**What to work on:**
Copy every line of the data that includes the string "this".

Stored records:
____

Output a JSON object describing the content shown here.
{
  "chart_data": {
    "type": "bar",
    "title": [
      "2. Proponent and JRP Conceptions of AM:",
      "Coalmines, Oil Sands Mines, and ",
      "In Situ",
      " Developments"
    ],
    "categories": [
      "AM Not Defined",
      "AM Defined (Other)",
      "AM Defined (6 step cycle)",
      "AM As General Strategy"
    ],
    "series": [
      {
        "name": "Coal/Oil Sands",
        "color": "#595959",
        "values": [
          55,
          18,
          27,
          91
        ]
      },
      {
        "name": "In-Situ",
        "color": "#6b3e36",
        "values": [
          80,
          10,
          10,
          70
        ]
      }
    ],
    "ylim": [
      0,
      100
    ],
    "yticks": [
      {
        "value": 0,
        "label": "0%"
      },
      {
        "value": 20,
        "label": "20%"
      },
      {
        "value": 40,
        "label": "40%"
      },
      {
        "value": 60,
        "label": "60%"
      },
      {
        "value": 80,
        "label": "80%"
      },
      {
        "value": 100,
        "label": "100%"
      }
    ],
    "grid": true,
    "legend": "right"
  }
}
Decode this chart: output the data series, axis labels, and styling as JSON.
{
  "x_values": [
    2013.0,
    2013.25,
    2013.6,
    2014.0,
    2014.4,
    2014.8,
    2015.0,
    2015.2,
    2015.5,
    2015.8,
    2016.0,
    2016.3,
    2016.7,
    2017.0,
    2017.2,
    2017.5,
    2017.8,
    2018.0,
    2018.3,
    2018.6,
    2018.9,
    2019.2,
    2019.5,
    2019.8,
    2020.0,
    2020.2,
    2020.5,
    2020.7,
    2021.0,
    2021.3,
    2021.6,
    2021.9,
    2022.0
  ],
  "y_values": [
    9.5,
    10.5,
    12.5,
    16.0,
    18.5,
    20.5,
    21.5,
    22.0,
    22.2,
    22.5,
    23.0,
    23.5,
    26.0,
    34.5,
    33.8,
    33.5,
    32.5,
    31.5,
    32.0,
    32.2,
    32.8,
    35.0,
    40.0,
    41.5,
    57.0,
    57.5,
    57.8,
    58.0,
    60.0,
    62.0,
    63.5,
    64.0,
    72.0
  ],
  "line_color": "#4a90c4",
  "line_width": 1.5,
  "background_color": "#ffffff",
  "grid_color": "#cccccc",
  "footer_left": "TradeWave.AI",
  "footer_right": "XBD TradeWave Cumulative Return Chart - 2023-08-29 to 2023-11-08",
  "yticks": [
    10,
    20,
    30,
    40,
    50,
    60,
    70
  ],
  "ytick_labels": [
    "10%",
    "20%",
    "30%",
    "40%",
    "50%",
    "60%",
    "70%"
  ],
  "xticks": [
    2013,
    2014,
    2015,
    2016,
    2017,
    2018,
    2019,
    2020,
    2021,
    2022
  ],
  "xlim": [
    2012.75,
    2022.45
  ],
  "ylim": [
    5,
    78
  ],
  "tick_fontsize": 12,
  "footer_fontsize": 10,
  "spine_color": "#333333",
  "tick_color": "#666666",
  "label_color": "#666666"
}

____

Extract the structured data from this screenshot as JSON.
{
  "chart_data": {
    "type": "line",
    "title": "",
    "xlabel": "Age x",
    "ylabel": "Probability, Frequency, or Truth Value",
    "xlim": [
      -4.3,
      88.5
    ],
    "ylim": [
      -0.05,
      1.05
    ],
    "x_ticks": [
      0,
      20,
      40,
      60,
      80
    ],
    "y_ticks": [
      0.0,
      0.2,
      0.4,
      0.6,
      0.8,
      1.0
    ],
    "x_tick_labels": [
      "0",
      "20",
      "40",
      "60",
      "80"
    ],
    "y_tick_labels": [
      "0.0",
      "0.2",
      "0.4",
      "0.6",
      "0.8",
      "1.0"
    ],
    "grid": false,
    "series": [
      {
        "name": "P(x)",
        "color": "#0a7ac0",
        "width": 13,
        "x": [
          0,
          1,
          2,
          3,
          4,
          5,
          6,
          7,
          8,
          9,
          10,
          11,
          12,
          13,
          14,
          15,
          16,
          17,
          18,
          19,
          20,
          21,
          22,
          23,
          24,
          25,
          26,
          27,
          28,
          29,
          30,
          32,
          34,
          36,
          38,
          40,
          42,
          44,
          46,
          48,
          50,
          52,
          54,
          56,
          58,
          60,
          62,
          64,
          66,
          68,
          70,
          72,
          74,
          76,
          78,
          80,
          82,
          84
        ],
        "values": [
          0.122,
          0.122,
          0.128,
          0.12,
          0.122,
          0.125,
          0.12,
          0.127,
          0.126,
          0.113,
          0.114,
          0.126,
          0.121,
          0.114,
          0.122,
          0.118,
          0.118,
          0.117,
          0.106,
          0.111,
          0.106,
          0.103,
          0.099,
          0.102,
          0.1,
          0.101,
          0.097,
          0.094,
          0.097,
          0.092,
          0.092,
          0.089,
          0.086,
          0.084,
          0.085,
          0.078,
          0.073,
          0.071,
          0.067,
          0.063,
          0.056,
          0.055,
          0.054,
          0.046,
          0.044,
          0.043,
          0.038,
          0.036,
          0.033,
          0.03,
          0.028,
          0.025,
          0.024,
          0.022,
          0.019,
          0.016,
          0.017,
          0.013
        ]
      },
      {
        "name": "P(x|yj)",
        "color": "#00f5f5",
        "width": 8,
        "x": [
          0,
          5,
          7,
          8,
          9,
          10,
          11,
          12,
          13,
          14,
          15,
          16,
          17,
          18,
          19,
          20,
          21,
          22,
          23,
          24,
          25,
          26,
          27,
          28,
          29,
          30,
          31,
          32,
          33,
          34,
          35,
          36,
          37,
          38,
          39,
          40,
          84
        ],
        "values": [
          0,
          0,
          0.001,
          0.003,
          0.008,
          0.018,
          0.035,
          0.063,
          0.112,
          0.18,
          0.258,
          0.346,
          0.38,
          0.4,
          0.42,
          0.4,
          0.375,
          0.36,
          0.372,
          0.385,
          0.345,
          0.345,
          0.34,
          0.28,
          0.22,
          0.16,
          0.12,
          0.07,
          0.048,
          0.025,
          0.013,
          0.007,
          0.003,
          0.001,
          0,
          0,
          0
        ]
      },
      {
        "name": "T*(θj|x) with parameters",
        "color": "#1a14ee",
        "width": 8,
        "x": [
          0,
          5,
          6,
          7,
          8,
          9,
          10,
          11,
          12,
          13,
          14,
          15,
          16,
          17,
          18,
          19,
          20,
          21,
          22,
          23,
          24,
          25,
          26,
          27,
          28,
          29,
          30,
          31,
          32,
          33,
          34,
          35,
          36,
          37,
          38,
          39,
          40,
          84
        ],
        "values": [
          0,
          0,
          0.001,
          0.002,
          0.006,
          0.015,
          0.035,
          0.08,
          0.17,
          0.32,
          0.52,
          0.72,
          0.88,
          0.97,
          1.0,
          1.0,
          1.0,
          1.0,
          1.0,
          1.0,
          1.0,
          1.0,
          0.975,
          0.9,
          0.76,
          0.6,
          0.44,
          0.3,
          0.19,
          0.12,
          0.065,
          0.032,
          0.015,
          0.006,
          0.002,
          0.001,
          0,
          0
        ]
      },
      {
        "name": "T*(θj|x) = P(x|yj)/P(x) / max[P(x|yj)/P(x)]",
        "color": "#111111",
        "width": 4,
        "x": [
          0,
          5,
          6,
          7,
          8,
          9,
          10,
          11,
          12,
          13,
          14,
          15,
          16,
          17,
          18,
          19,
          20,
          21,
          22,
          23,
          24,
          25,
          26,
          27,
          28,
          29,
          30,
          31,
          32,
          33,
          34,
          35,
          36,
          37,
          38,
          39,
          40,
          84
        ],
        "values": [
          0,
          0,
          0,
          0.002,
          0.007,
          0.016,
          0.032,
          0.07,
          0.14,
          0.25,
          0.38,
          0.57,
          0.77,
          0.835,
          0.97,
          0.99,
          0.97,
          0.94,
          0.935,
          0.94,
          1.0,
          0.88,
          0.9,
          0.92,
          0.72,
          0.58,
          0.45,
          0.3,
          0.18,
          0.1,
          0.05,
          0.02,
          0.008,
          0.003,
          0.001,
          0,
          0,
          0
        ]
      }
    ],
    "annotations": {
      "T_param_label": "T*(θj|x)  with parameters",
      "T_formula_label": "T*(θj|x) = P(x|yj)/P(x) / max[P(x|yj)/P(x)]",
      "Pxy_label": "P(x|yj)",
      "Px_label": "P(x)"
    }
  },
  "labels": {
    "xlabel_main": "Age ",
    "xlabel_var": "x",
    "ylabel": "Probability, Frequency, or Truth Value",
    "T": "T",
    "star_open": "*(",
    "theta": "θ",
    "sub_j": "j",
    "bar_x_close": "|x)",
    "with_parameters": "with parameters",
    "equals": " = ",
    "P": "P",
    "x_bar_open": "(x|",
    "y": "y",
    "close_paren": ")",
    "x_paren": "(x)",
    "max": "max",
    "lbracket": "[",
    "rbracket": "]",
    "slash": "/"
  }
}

____

**Right answer:**
Decode this chart: output the data series, axis labels, and styling as JSON.
Extract the structured data from this screenshot as JSON.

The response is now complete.